* _Provided records_
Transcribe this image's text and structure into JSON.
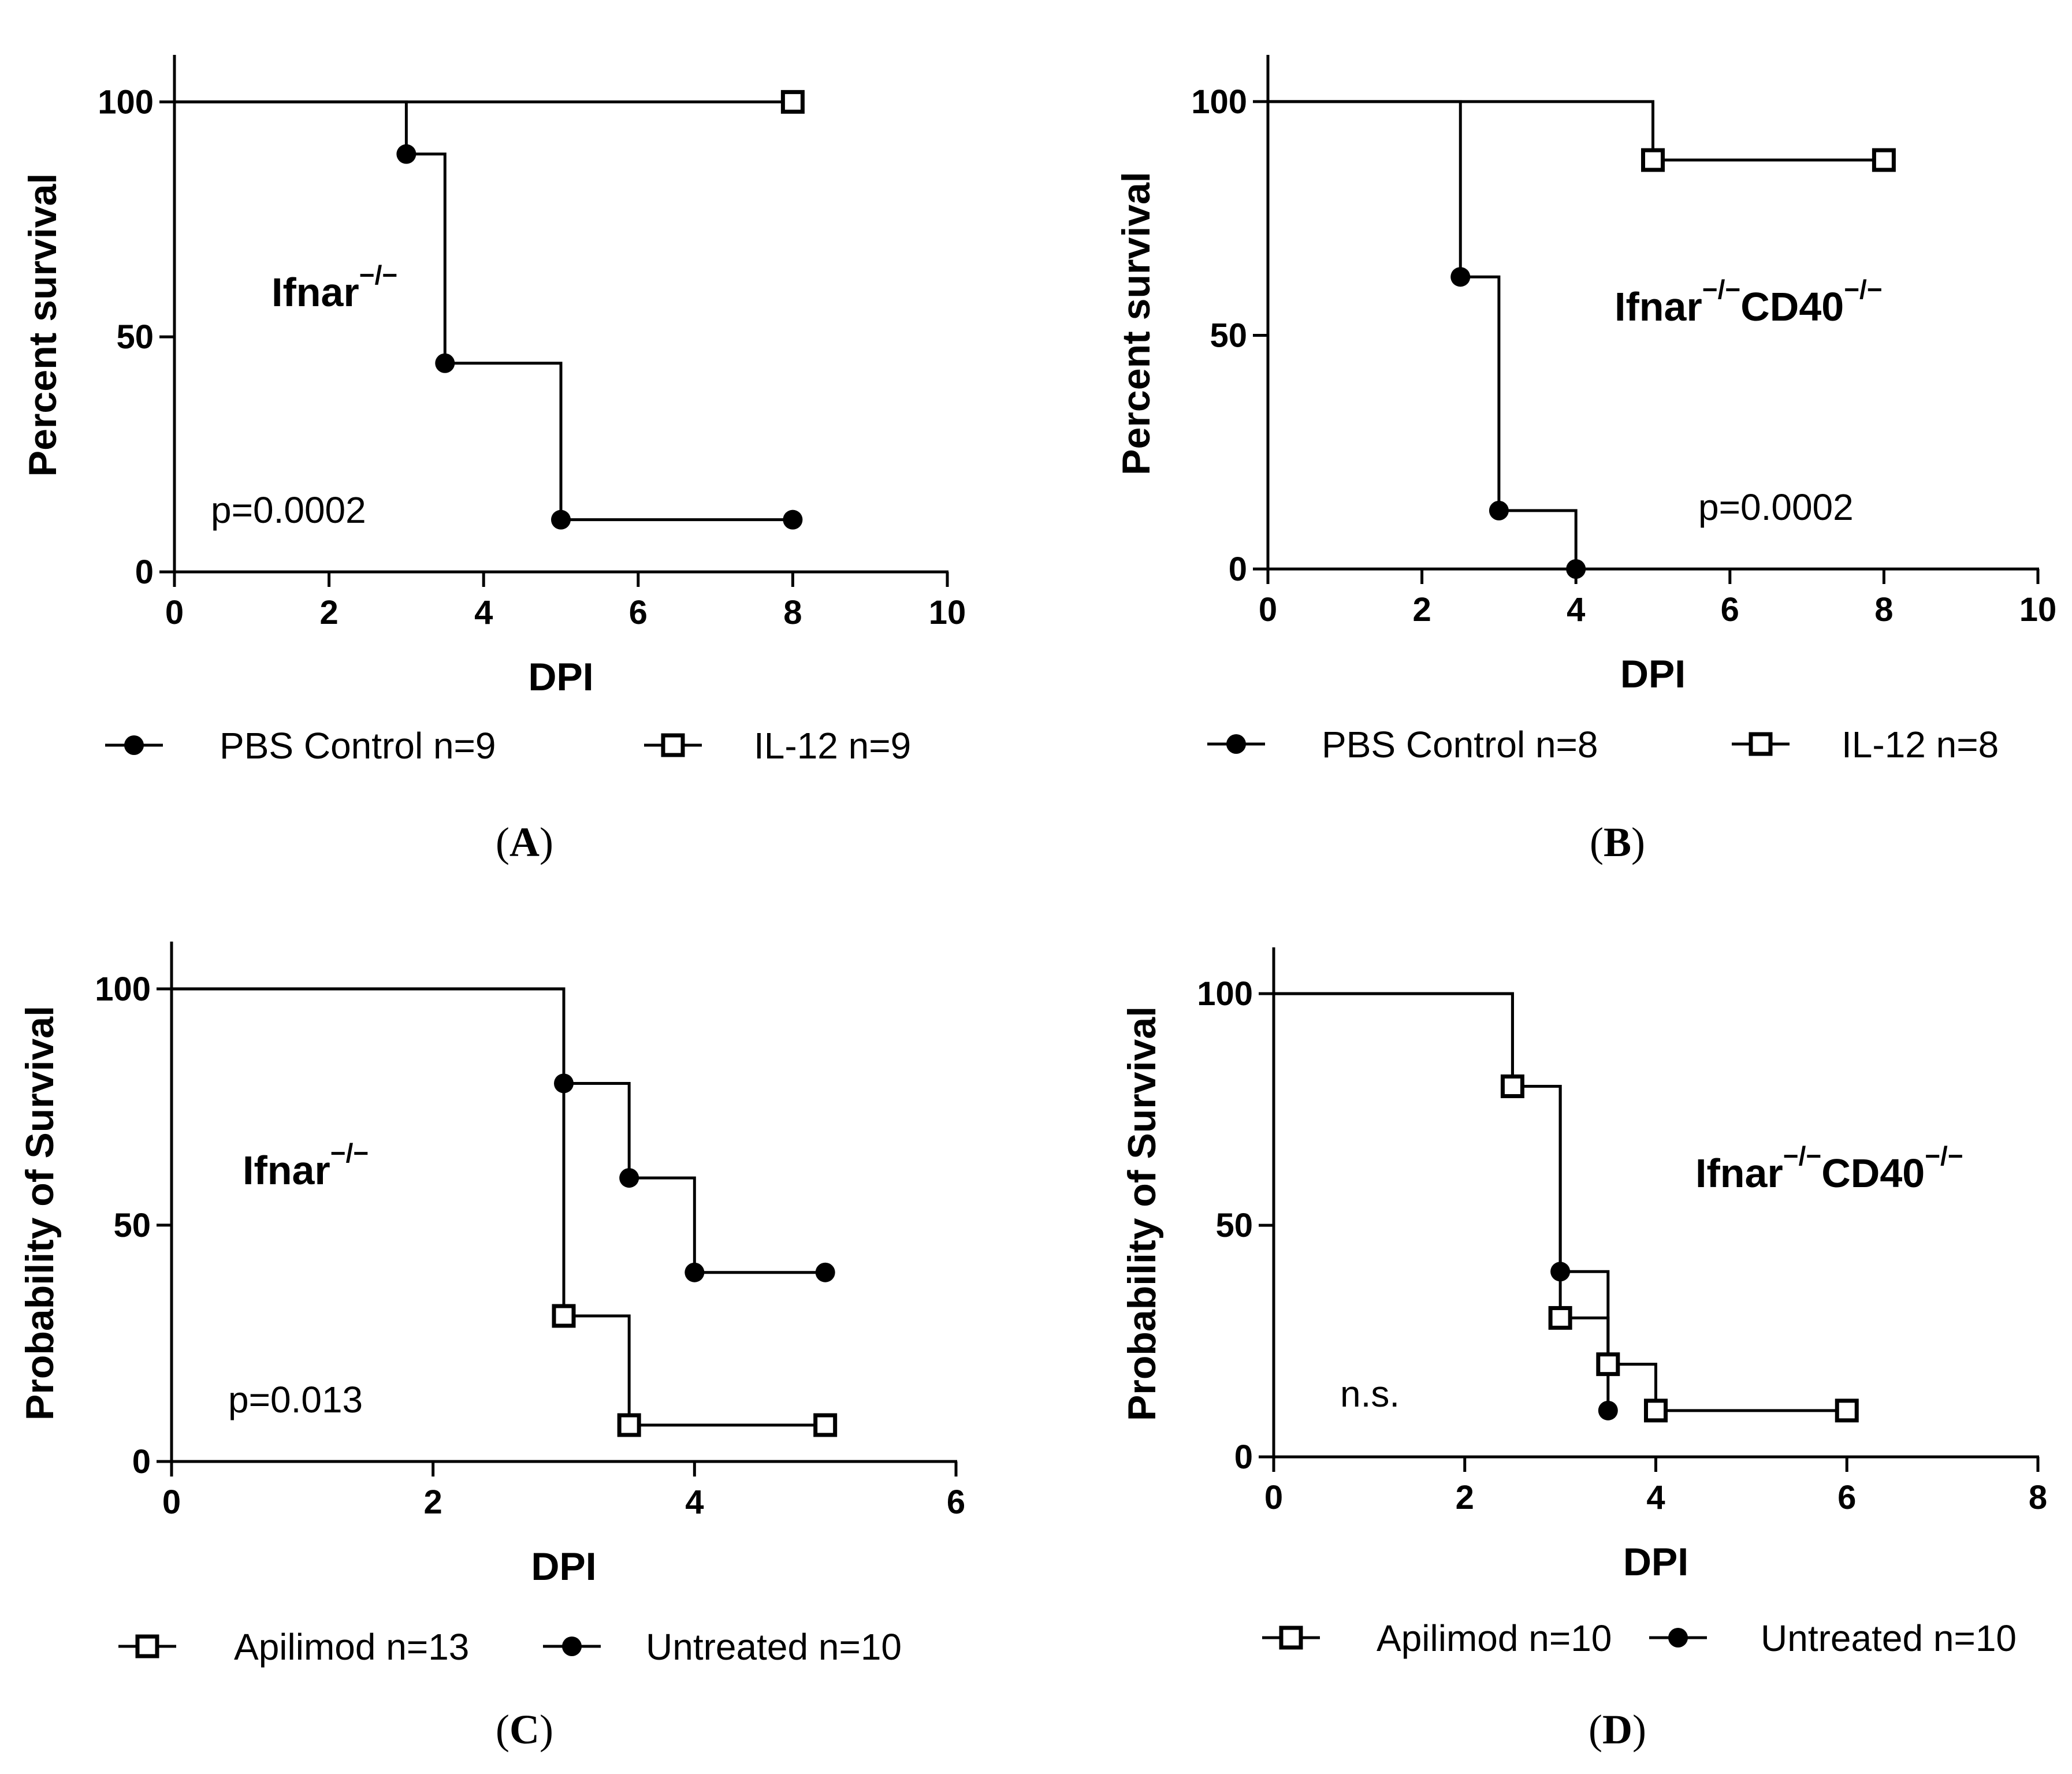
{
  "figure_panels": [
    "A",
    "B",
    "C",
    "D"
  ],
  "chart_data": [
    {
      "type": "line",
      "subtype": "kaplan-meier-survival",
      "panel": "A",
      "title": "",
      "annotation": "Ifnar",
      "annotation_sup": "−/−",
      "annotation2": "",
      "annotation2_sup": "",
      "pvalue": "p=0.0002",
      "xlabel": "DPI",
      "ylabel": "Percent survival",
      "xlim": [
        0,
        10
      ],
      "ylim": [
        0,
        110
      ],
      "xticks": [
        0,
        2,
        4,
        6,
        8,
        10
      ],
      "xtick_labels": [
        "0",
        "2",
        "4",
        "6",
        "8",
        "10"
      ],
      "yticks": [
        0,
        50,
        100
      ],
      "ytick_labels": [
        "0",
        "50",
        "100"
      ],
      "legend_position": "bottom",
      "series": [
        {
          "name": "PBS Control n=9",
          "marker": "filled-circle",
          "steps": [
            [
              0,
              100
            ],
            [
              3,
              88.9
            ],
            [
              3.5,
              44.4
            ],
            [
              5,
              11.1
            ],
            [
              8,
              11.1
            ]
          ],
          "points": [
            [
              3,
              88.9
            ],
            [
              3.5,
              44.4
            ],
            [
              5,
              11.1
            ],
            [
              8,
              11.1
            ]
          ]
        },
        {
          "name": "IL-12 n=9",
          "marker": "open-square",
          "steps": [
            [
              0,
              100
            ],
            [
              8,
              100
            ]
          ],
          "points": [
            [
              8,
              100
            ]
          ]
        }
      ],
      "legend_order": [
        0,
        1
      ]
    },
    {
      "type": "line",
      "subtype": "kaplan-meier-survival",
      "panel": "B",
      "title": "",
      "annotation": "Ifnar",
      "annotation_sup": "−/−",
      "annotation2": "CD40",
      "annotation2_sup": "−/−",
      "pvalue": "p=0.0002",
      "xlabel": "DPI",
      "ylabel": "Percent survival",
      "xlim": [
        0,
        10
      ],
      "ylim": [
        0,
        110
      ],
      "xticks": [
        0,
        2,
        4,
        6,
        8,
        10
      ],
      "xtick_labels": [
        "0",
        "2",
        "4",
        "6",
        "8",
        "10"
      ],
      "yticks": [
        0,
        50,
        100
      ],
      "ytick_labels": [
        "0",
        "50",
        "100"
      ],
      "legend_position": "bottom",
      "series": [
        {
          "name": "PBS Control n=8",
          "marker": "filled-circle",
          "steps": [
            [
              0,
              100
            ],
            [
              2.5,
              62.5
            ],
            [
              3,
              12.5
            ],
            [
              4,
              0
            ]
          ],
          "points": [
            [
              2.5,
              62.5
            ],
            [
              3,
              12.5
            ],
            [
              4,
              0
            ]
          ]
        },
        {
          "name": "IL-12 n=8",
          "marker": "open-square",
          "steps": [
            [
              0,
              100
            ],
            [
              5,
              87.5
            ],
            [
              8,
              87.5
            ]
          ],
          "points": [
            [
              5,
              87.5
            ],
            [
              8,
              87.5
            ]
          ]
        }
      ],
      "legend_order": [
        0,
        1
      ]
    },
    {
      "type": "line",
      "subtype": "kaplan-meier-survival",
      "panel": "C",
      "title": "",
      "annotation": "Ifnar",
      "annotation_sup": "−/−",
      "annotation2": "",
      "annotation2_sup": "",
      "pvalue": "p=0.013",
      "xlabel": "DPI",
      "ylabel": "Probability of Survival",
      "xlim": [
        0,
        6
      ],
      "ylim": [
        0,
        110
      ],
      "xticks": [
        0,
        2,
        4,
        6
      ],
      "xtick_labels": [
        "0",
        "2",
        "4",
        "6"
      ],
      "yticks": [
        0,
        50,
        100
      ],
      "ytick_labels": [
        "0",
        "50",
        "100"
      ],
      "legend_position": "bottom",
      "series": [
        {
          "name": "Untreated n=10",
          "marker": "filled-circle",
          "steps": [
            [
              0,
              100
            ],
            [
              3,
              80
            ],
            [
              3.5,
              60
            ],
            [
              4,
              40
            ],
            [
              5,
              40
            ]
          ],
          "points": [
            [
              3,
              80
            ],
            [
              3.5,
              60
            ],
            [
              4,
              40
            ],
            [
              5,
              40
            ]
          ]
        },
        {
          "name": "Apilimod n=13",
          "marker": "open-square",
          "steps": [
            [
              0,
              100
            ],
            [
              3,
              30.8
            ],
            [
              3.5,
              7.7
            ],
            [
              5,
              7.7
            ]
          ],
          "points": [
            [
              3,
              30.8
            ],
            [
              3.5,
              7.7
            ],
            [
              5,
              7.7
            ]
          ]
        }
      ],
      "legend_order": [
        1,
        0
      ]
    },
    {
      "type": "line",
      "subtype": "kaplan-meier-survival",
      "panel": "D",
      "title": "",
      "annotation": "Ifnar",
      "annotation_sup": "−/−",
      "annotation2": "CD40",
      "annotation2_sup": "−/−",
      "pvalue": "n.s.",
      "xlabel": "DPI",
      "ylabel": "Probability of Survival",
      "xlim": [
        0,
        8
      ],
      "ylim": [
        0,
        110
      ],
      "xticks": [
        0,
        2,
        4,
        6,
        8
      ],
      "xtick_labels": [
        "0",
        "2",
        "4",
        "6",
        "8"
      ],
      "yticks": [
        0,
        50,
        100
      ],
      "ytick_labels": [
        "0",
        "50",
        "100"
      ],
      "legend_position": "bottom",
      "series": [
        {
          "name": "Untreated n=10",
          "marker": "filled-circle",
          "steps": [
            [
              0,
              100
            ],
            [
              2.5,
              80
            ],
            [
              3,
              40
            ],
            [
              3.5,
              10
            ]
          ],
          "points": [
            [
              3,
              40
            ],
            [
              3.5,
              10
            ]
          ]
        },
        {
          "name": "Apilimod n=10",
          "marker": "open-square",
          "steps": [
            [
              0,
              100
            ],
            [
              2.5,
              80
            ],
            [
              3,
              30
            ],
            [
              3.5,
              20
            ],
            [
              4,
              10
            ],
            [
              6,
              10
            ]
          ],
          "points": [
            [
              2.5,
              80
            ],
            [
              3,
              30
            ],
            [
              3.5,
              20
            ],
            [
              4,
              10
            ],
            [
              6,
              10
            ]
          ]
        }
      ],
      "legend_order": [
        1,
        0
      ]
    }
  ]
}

--

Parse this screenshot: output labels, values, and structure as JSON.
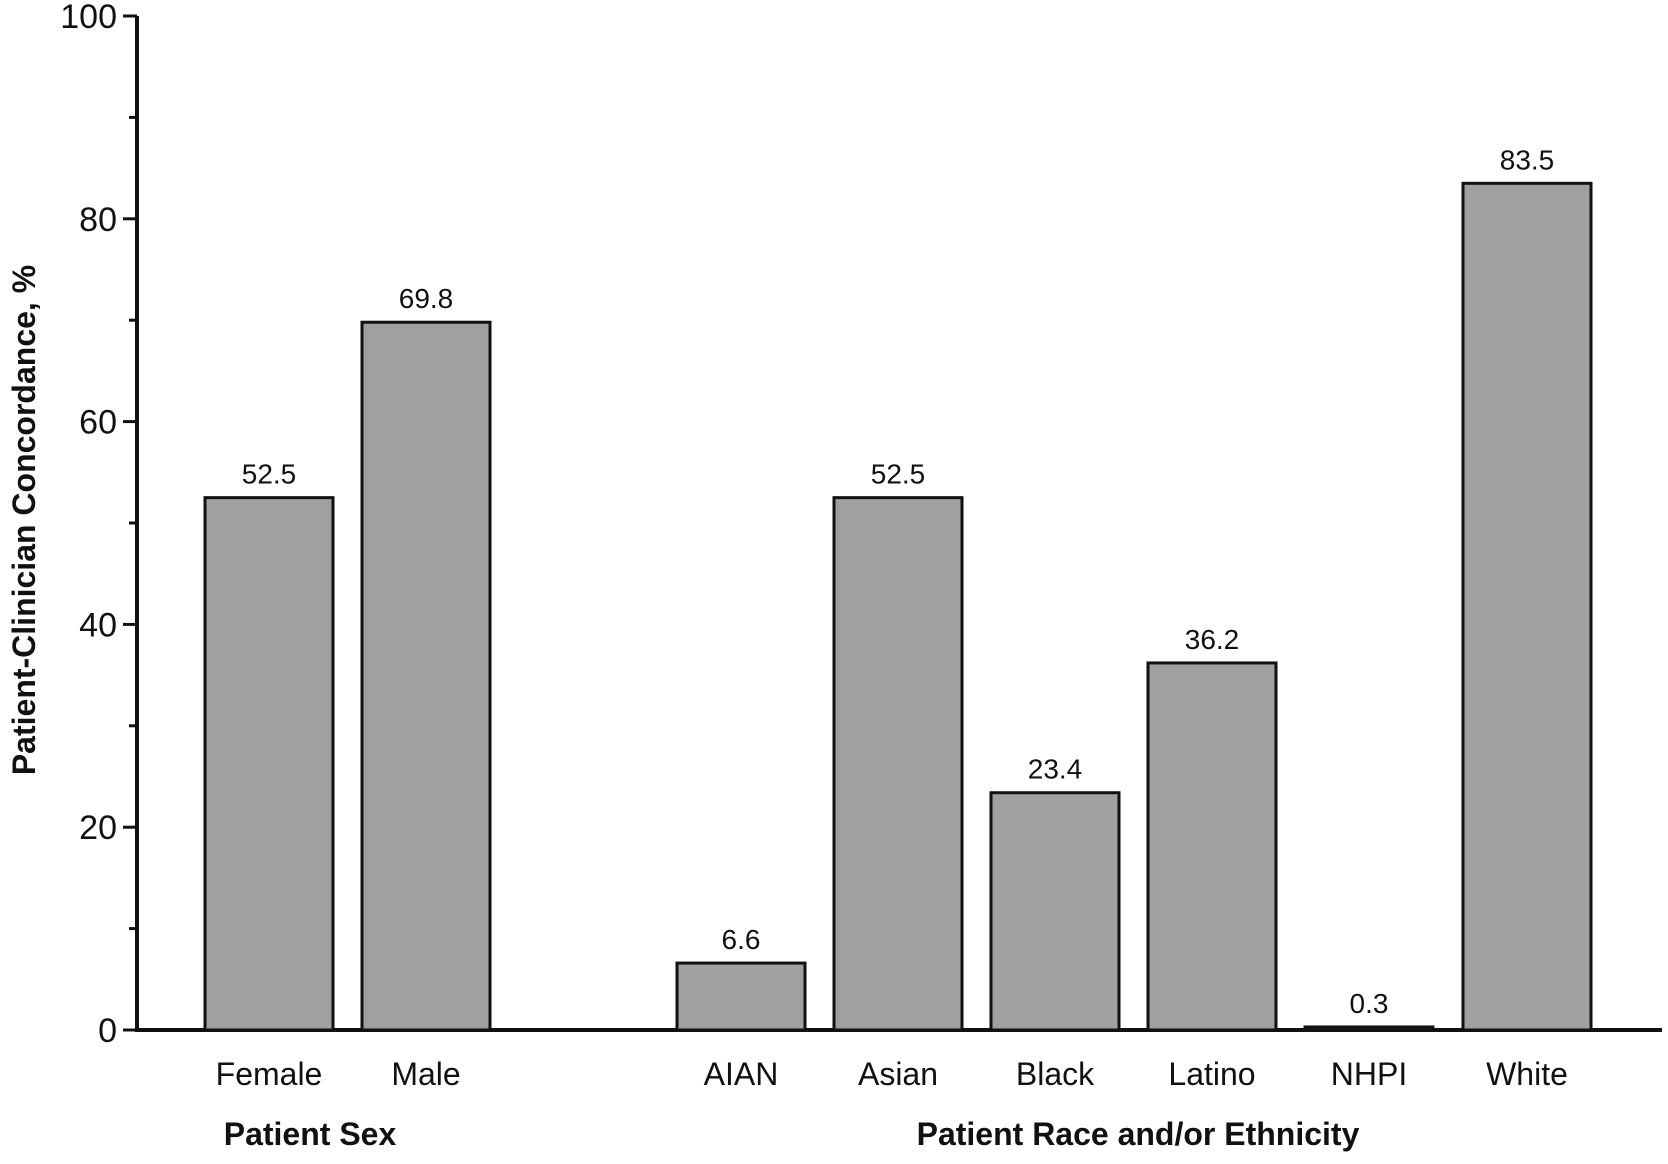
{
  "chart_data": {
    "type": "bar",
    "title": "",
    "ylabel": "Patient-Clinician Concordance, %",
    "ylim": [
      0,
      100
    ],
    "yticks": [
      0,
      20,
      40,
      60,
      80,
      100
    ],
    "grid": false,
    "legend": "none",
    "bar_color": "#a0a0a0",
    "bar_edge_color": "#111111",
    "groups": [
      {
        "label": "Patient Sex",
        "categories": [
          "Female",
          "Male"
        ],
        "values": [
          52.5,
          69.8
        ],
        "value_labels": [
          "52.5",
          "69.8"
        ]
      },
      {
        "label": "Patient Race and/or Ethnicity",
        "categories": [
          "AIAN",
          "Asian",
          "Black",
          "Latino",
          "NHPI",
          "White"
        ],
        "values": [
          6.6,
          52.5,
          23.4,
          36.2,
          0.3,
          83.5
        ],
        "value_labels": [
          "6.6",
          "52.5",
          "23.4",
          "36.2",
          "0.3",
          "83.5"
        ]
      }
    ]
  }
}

* _What needs to be done_
From the records, copy every line that has the string "Control" in it.

* _Exercise answer_
          "name": "PBS Control n=9",
          "name": "PBS Control n=8",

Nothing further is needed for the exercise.